**GIVEN TASK**.
Every entry should be repeated exactly. Omit the pictures.

**MATERIAL SHOWN**.
⟨

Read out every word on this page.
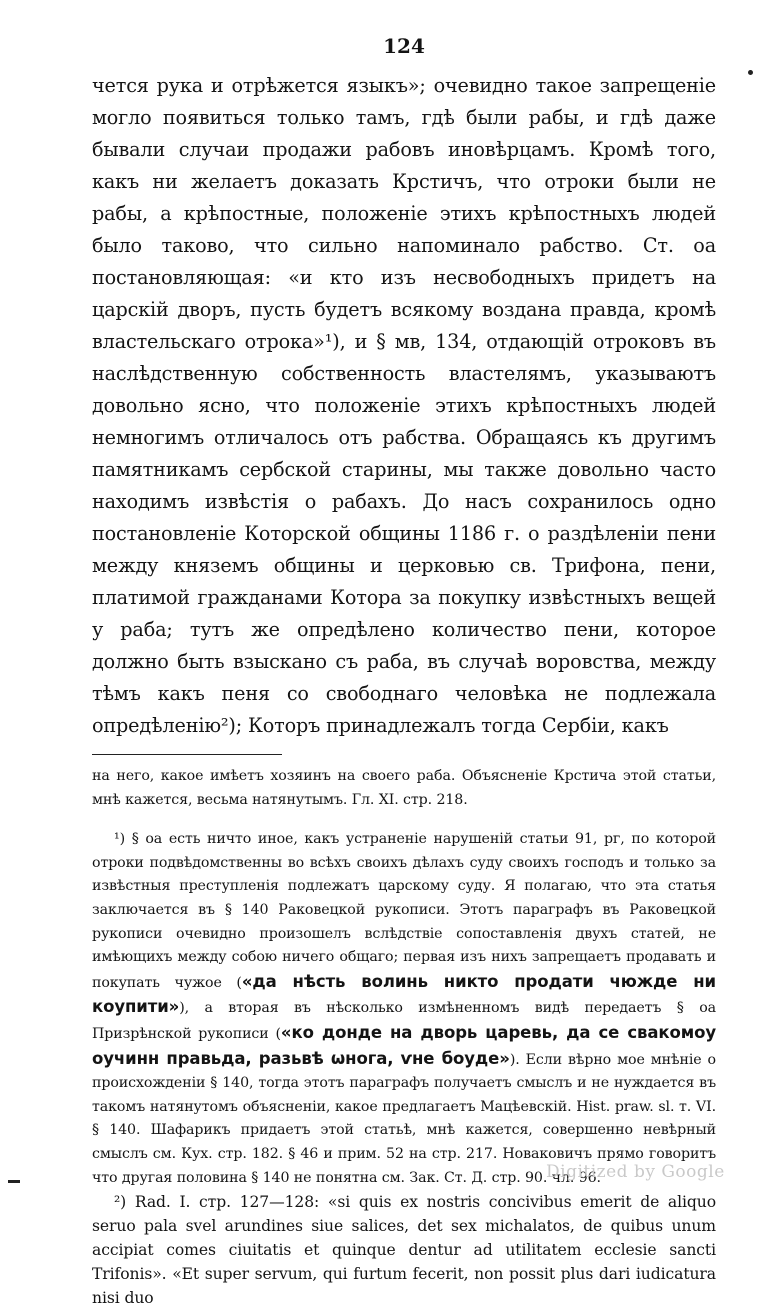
124

чется рука и отрѣжется языкъ»; очевидно такое запрещеніе могло появиться только тамъ, гдѣ были рабы, и гдѣ даже бывали случаи продажи рабовъ иновѣрцамъ. Кромѣ того, какъ ни желаетъ доказать Крстичъ, что отроки были не рабы, а крѣпостные, положеніе этихъ крѣпостныхъ людей было таково, что сильно напоминало рабство. Ст. оа постановляющая: «и кто изъ несвободныхъ придетъ на царскій дворъ, пусть будетъ всякому воздана правда, кромѣ властельскаго отрока»¹), и § мв, 134, отдающій отроковъ въ наслѣдственную собственность властелямъ, указываютъ довольно ясно, что положеніе этихъ крѣпостныхъ людей немногимъ отличалось отъ рабства. Обращаясь къ другимъ памятникамъ сербской старины, мы также довольно часто находимъ извѣстія о рабахъ. До насъ сохранилось одно постановленіе Которской общины 1186 г. о раздѣленіи пени между княземъ общины и церковью св. Трифона, пени, платимой гражданами Котора за покупку извѣстныхъ вещей у раба; тутъ же опредѣлено количество пени, которое должно быть взыскано съ раба, въ случаѣ воровства, между тѣмъ какъ пеня со свободнаго человѣка не подлежала опредѣленію²); Которъ принадлежалъ тогда Сербіи, какъ

на него, какое имѣетъ хозяинъ на своего раба. Объясненіе Крстича этой статьи, мнѣ кажется, весьма натянутымъ. Гл. XI. стр. 218.

¹) § оа есть ничто иное, какъ устраненіе нарушеній статьи 91, рг, по которой отроки подвѣдомственны во всѣхъ своихъ дѣлахъ суду своихъ господъ и только за извѣстныя преступленія подлежатъ царскому суду. Я полагаю, что эта статья заключается въ § 140 Раковецкой рукописи. Этотъ параграфъ въ Раковецкой рукописи очевидно произошелъ вслѣдствіе сопоставленія двухъ статей, не имѣющихъ между собою ничего общаго; первая изъ нихъ запрещаетъ продавать и покупать чужое («да нѣсть волинь никто продати чюжде ни коупити»), а вторая въ нѣсколько измѣненномъ видѣ передаетъ § оа Призрѣнской рукописи («ко донде на дворь царевь, да се свакомоу оучинн правьда, разьвѣ ωнога, ѵне боуде»). Если вѣрно мое мнѣніе о происхожденіи § 140, тогда этотъ параграфъ получаетъ смыслъ и не нуждается въ такомъ натянутомъ объясненіи, какое предлагаетъ Мацѣевскій. Hist. praw. sl. т. VI. § 140. Шафарикъ придаетъ этой статьѣ, мнѣ кажется, совершенно невѣрный смыслъ см. Кух. стр. 182. § 46 и прим. 52 на стр. 217. Новаковичъ прямо говоритъ что другая половина § 140 не понятна см. Зак. Ст. Д. стр. 90. чл. 96.

²) Rad. I. стр. 127—128: «si quis ex nostris concivibus emerit de aliquo seruo pala svel arundines siue salices, det sex michalatos, de quibus unum accipiat comes ciuitatis et quinque dentur ad utilitatem ecclesie sancti Trifonis». «Et super servum, qui furtum fecerit, non possit plus dari iudicatura nisi duo

Digitized by Google
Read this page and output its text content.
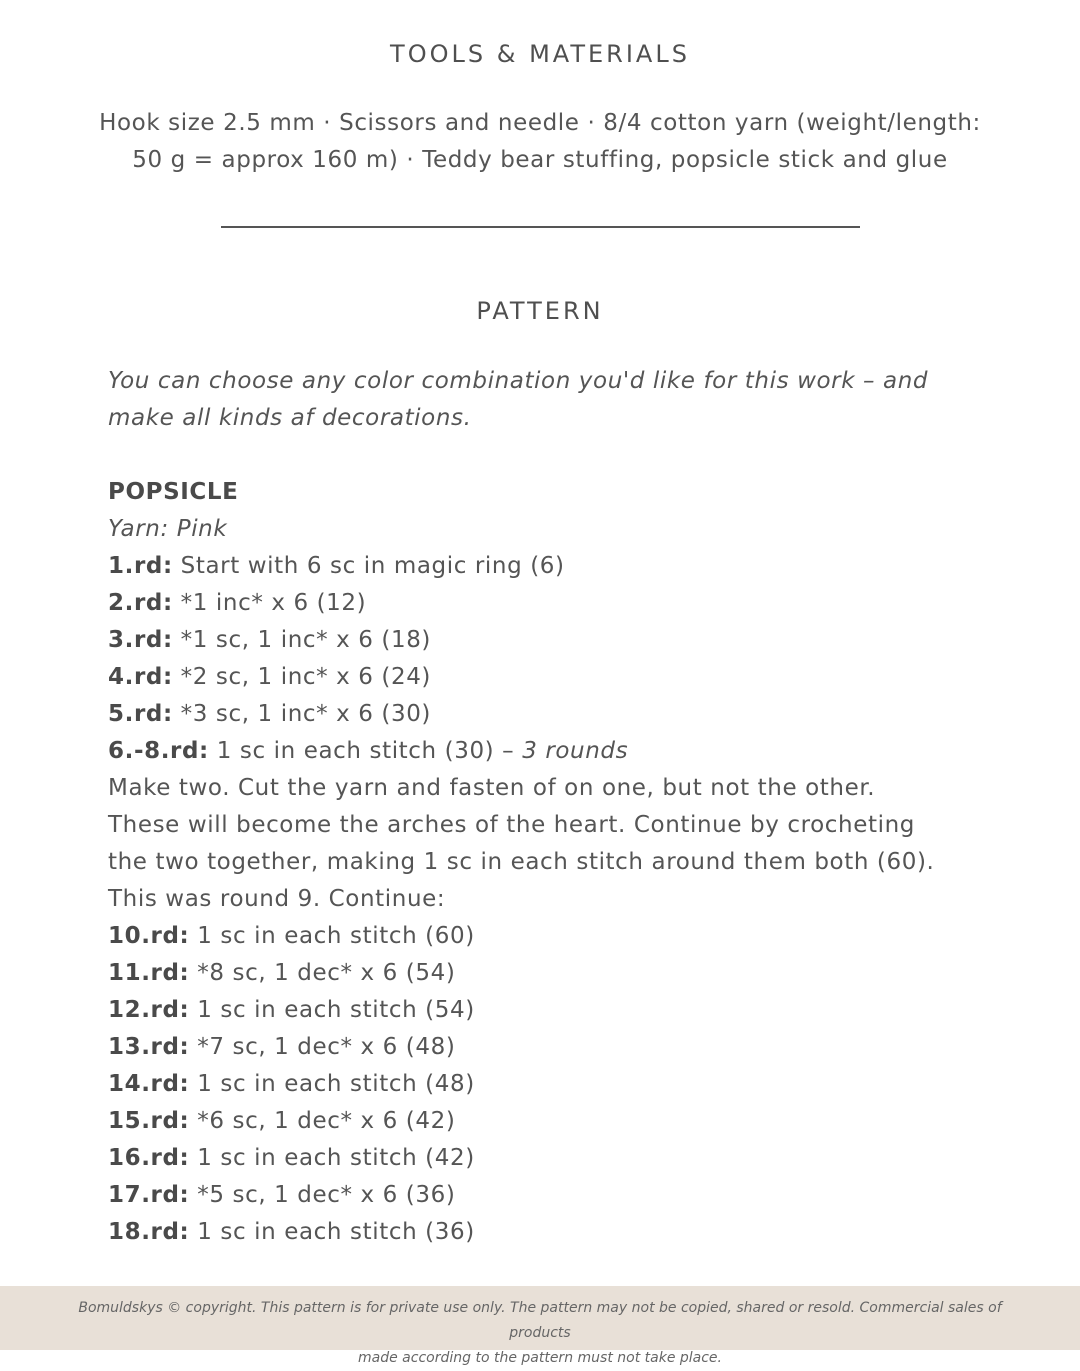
TOOLS & MATERIALS
Hook size 2.5 mm · Scissors and needle · 8/4 cotton yarn (weight/length:
50 g = approx 160 m) · Teddy bear stuffing, popsicle stick and glue
PATTERN
You can choose any color combination you'd like for this work – and
make all kinds af decorations.
POPSICLE
Yarn: Pink
1.rd: Start with 6 sc in magic ring (6)
2.rd: *1 inc* x 6 (12)
3.rd: *1 sc, 1 inc* x 6 (18)
4.rd: *2 sc, 1 inc* x 6 (24)
5.rd: *3 sc, 1 inc* x 6 (30)
6.-8.rd: 1 sc in each stitch (30) – 3 rounds
Make two. Cut the yarn and fasten of on one, but not the other.
These will become the arches of the heart. Continue by crocheting
the two together, making 1 sc in each stitch around them both (60).
This was round 9. Continue:
10.rd: 1 sc in each stitch (60)
11.rd: *8 sc, 1 dec* x 6 (54)
12.rd: 1 sc in each stitch (54)
13.rd: *7 sc, 1 dec* x 6 (48)
14.rd: 1 sc in each stitch (48)
15.rd: *6 sc, 1 dec* x 6 (42)
16.rd: 1 sc in each stitch (42)
17.rd: *5 sc, 1 dec* x 6 (36)
18.rd: 1 sc in each stitch (36)
Bomuldskys © copyright. This pattern is for private use only. The pattern may not be copied, shared or resold. Commercial sales of products
made according to the pattern must not take place.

⟩

**REPLY TO THE EXERCISE**.
Read out every word on this page.
124

чется рука и отрѣжется языкъ»; очевидно такое запрещеніе могло появиться только тамъ, гдѣ были рабы, и гдѣ даже бывали случаи продажи рабовъ иновѣрцамъ. Кромѣ того, какъ ни желаетъ доказать Крстичъ, что отроки были не рабы, а крѣпостные, положеніе этихъ крѣпостныхъ людей было таково, что сильно напоминало рабство. Ст. оа постановляющая: «и кто изъ несвободныхъ придетъ на царскій дворъ, пусть будетъ всякому воздана правда, кромѣ властельскаго отрока»¹), и § мв, 134, отдающій отроковъ въ наслѣдственную собственность властелямъ, указываютъ довольно ясно, что положеніе этихъ крѣпостныхъ людей немногимъ отличалось отъ рабства. Обращаясь къ другимъ памятникамъ сербской старины, мы также довольно часто находимъ извѣстія о рабахъ. До насъ сохранилось одно постановленіе Которской общины 1186 г. о раздѣленіи пени между княземъ общины и церковью св. Трифона, пени, платимой гражданами Котора за покупку извѣстныхъ вещей у раба; тутъ же опредѣлено количество пени, которое должно быть взыскано съ раба, въ случаѣ воровства, между тѣмъ какъ пеня со свободнаго человѣка не подлежала опредѣленію²); Которъ принадлежалъ тогда Сербіи, какъ

на него, какое имѣетъ хозяинъ на своего раба. Объясненіе Крстича этой статьи, мнѣ кажется, весьма натянутымъ. Гл. XI. стр. 218.

¹) § оа есть ничто иное, какъ устраненіе нарушеній статьи 91, рг, по которой отроки подвѣдомственны во всѣхъ своихъ дѣлахъ суду своихъ господъ и только за извѣстныя преступленія подлежатъ царскому суду. Я полагаю, что эта статья заключается въ § 140 Раковецкой рукописи. Этотъ параграфъ въ Раковецкой рукописи очевидно произошелъ вслѣдствіе сопоставленія двухъ статей, не имѣющихъ между собою ничего общаго; первая изъ нихъ запрещаетъ продавать и покупать чужое («да нѣсть волинь никто продати чюжде ни коупити»), а вторая въ нѣсколько измѣненномъ видѣ передаетъ § оа Призрѣнской рукописи («ко донде на дворь царевь, да се свакомоу оучинн правьда, разьвѣ ωнога, ѵне боуде»). Если вѣрно мое мнѣніе о происхожденіи § 140, тогда этотъ параграфъ получаетъ смыслъ и не нуждается въ такомъ натянутомъ объясненіи, какое предлагаетъ Мацѣевскій. Hist. praw. sl. т. VI. § 140. Шафарикъ придаетъ этой статьѣ, мнѣ кажется, совершенно невѣрный смыслъ см. Кух. стр. 182. § 46 и прим. 52 на стр. 217. Новаковичъ прямо говоритъ что другая половина § 140 не понятна см. Зак. Ст. Д. стр. 90. чл. 96.

²) Rad. I. стр. 127—128: «si quis ex nostris concivibus emerit de aliquo seruo pala svel arundines siue salices, det sex michalatos, de quibus unum accipiat comes ciuitatis et quinque dentur ad utilitatem ecclesie sancti Trifonis». «Et super servum, qui furtum fecerit, non possit plus dari iudicatura nisi duo

Digitized by Google
Read this page and output its text content.
TOOLS & MATERIALS
Hook size 2.5 mm · Scissors and needle · 8/4 cotton yarn (weight/length:
50 g = approx 160 m) · Teddy bear stuffing, popsicle stick and glue
PATTERN
You can choose any color combination you'd like for this work – and
make all kinds af decorations.
POPSICLE
Yarn: Pink
1.rd: Start with 6 sc in magic ring (6)
2.rd: *1 inc* x 6 (12)
3.rd: *1 sc, 1 inc* x 6 (18)
4.rd: *2 sc, 1 inc* x 6 (24)
5.rd: *3 sc, 1 inc* x 6 (30)
6.-8.rd: 1 sc in each stitch (30) – 3 rounds
Make two. Cut the yarn and fasten of on one, but not the other.
These will become the arches of the heart. Continue by crocheting
the two together, making 1 sc in each stitch around them both (60).
This was round 9. Continue:
10.rd: 1 sc in each stitch (60)
11.rd: *8 sc, 1 dec* x 6 (54)
12.rd: 1 sc in each stitch (54)
13.rd: *7 sc, 1 dec* x 6 (48)
14.rd: 1 sc in each stitch (48)
15.rd: *6 sc, 1 dec* x 6 (42)
16.rd: 1 sc in each stitch (42)
17.rd: *5 sc, 1 dec* x 6 (36)
18.rd: 1 sc in each stitch (36)
Bomuldskys © copyright. This pattern is for private use only. The pattern may not be copied, shared or resold. Commercial sales of products
made according to the pattern must not take place.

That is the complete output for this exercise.